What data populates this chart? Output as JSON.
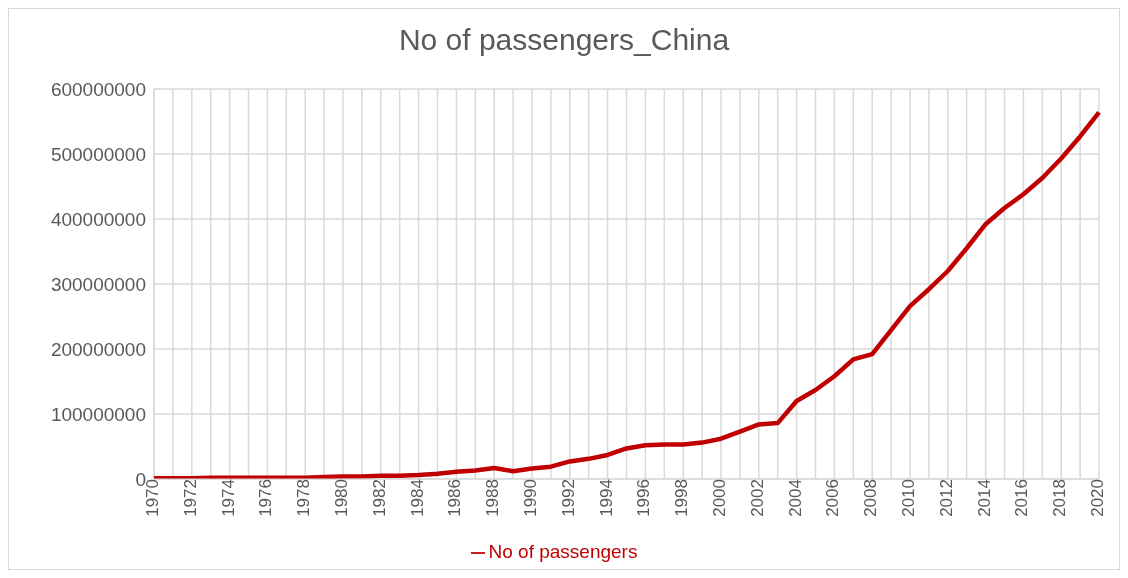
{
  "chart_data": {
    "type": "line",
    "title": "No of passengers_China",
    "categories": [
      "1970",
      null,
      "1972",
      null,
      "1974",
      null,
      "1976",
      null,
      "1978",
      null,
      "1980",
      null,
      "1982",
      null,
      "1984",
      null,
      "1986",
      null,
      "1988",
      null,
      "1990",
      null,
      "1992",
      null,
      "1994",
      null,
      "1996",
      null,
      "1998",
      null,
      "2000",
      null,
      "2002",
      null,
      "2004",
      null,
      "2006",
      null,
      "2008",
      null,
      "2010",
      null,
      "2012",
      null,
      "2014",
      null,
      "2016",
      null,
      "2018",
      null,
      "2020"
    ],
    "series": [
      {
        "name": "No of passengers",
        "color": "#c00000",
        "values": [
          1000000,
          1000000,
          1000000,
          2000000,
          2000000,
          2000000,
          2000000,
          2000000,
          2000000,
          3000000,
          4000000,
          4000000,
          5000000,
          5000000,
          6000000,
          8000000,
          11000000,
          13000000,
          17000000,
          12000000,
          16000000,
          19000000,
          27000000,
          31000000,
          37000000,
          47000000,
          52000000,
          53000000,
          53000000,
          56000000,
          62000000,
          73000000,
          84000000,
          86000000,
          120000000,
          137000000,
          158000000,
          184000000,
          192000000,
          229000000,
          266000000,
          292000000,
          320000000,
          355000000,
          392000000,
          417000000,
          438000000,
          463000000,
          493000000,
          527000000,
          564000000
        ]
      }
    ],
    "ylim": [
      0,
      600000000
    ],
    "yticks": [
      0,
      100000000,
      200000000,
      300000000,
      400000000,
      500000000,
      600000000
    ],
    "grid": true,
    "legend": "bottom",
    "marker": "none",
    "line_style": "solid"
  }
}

The exercise: Quote the records in full and exactly; skip any image.

The response:
What data populates this chart? Output as JSON.
{
  "chart_data": {
    "type": "line",
    "title": "No of passengers_China",
    "categories": [
      "1970",
      null,
      "1972",
      null,
      "1974",
      null,
      "1976",
      null,
      "1978",
      null,
      "1980",
      null,
      "1982",
      null,
      "1984",
      null,
      "1986",
      null,
      "1988",
      null,
      "1990",
      null,
      "1992",
      null,
      "1994",
      null,
      "1996",
      null,
      "1998",
      null,
      "2000",
      null,
      "2002",
      null,
      "2004",
      null,
      "2006",
      null,
      "2008",
      null,
      "2010",
      null,
      "2012",
      null,
      "2014",
      null,
      "2016",
      null,
      "2018",
      null,
      "2020"
    ],
    "series": [
      {
        "name": "No of passengers",
        "color": "#c00000",
        "values": [
          1000000,
          1000000,
          1000000,
          2000000,
          2000000,
          2000000,
          2000000,
          2000000,
          2000000,
          3000000,
          4000000,
          4000000,
          5000000,
          5000000,
          6000000,
          8000000,
          11000000,
          13000000,
          17000000,
          12000000,
          16000000,
          19000000,
          27000000,
          31000000,
          37000000,
          47000000,
          52000000,
          53000000,
          53000000,
          56000000,
          62000000,
          73000000,
          84000000,
          86000000,
          120000000,
          137000000,
          158000000,
          184000000,
          192000000,
          229000000,
          266000000,
          292000000,
          320000000,
          355000000,
          392000000,
          417000000,
          438000000,
          463000000,
          493000000,
          527000000,
          564000000
        ]
      }
    ],
    "ylim": [
      0,
      600000000
    ],
    "yticks": [
      0,
      100000000,
      200000000,
      300000000,
      400000000,
      500000000,
      600000000
    ],
    "grid": true,
    "legend": "bottom",
    "marker": "none",
    "line_style": "solid"
  }
}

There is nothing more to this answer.